(Entries from a visual dataset)
----

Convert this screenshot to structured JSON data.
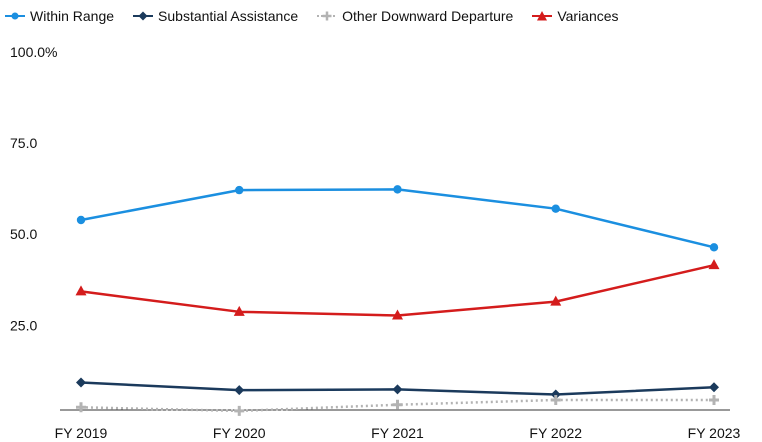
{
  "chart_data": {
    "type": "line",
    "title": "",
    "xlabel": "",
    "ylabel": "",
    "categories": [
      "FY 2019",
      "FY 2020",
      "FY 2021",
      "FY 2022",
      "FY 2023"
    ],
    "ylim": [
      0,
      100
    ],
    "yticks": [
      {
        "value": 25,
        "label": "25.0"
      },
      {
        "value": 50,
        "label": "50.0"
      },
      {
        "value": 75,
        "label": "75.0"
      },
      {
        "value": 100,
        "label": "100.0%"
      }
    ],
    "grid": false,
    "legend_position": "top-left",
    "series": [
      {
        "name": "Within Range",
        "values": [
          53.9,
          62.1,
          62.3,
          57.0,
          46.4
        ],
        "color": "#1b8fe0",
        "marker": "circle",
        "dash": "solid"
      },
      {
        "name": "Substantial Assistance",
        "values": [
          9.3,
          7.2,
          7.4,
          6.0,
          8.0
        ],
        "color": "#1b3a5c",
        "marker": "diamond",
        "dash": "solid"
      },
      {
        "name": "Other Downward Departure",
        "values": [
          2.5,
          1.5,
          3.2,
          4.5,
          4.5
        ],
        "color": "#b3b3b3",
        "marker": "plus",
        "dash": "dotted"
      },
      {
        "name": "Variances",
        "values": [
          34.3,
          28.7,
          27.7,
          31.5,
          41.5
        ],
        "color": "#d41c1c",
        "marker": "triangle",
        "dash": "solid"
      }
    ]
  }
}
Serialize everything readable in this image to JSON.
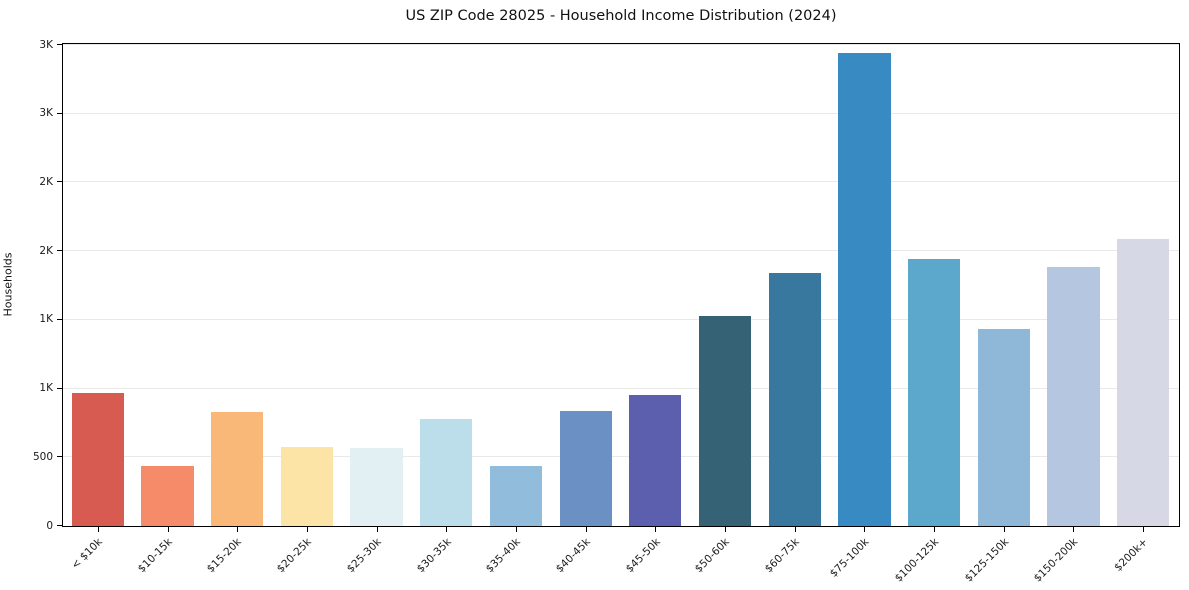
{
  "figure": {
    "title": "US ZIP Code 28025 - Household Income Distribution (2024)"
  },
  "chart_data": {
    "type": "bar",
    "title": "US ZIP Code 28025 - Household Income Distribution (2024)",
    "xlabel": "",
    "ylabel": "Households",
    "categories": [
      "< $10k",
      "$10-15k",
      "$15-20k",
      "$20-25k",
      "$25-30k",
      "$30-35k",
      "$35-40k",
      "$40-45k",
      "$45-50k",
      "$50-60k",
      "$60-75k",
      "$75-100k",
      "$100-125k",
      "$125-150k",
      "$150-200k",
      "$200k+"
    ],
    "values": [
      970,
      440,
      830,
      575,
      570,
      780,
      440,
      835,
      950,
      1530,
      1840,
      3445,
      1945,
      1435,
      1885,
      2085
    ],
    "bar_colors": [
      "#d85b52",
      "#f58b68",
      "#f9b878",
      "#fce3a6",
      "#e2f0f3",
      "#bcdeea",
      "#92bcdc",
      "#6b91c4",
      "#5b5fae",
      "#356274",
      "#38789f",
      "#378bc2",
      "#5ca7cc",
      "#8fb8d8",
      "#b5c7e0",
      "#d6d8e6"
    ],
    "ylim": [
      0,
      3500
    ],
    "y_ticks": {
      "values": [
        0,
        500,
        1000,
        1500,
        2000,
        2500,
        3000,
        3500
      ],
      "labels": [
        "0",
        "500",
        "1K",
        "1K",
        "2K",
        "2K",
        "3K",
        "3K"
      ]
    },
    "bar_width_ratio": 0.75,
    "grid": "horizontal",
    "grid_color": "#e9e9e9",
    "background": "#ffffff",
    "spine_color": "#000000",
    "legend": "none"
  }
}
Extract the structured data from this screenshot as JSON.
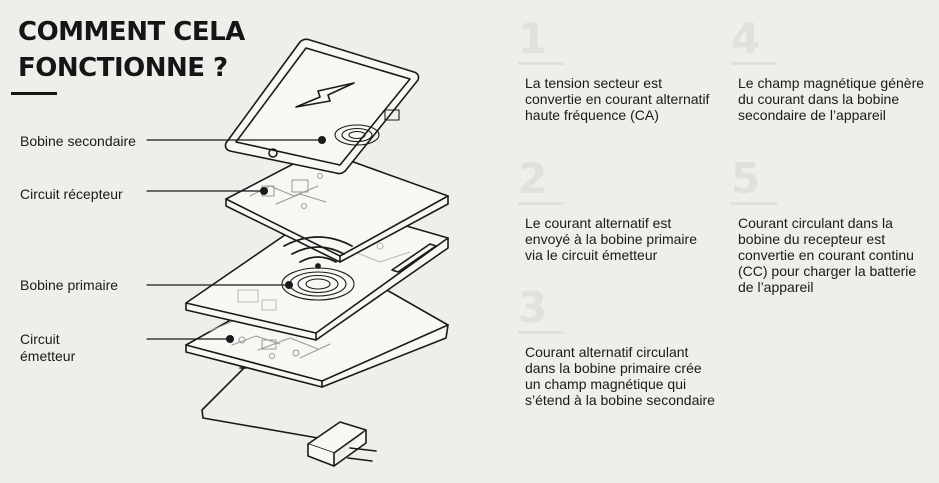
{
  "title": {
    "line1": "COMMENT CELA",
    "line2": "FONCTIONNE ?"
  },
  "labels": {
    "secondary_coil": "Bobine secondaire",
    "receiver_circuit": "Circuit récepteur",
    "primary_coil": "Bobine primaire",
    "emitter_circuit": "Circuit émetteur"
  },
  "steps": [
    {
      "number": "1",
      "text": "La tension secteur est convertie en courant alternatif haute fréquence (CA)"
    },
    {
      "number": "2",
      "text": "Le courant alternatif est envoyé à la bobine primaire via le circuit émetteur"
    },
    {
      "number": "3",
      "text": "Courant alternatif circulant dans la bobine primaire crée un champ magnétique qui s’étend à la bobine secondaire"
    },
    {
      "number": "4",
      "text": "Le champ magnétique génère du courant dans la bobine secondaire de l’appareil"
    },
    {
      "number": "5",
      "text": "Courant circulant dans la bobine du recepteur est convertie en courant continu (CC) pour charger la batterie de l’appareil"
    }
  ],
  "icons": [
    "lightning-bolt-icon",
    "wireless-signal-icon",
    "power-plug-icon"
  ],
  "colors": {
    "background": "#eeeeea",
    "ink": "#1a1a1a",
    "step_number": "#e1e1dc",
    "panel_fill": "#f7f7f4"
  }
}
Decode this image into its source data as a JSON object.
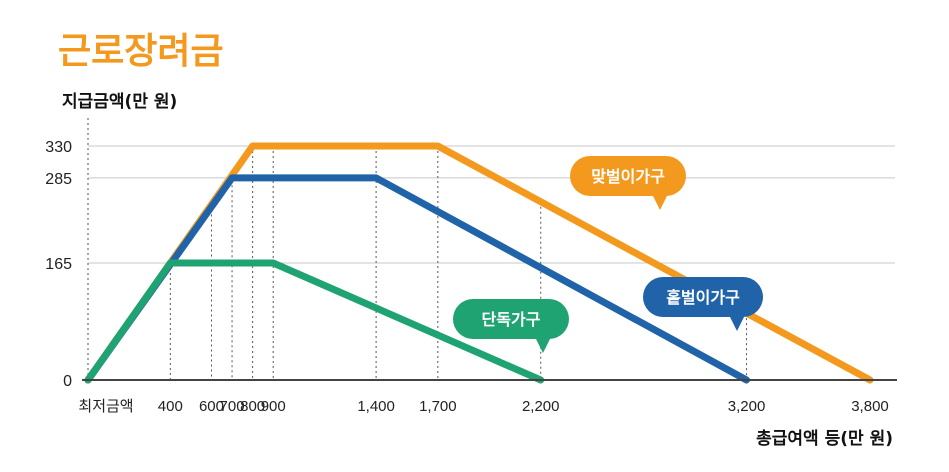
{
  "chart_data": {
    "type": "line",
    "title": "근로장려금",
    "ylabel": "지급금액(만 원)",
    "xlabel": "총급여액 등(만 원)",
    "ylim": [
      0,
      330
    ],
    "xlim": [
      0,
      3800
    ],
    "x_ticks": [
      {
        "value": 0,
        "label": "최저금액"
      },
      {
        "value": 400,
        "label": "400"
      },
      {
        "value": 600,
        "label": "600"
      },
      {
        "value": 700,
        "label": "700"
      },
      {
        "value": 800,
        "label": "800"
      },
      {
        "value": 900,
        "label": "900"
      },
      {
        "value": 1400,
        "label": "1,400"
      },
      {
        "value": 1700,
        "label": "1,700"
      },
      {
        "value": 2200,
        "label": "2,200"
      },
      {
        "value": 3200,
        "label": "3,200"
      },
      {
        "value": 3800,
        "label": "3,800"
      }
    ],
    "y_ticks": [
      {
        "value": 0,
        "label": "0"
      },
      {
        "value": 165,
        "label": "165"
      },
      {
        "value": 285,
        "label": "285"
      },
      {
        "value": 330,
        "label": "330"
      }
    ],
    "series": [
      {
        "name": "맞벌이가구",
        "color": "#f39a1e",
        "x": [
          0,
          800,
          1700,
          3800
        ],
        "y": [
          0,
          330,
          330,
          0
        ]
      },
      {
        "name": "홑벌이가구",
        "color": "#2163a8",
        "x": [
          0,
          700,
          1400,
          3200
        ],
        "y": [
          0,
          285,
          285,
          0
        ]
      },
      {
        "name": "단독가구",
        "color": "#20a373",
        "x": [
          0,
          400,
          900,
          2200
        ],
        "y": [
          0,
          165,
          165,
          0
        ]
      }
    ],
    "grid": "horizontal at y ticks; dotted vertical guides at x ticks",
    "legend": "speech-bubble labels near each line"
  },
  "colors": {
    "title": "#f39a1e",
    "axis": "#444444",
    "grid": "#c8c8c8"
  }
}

----

▸ REQUIRED TASK
Pull every line containing "secondaire" out of the data above.

▸ PROBLEM SOLUTION
    "secondary_coil": "Bobine secondaire",
      "text": "Courant alternatif circulant dans la bobine primaire crée un champ magnétique qui s’étend à la bobine secondaire"
      "text": "Le champ magnétique génère du courant dans la bobine secondaire de l’appareil"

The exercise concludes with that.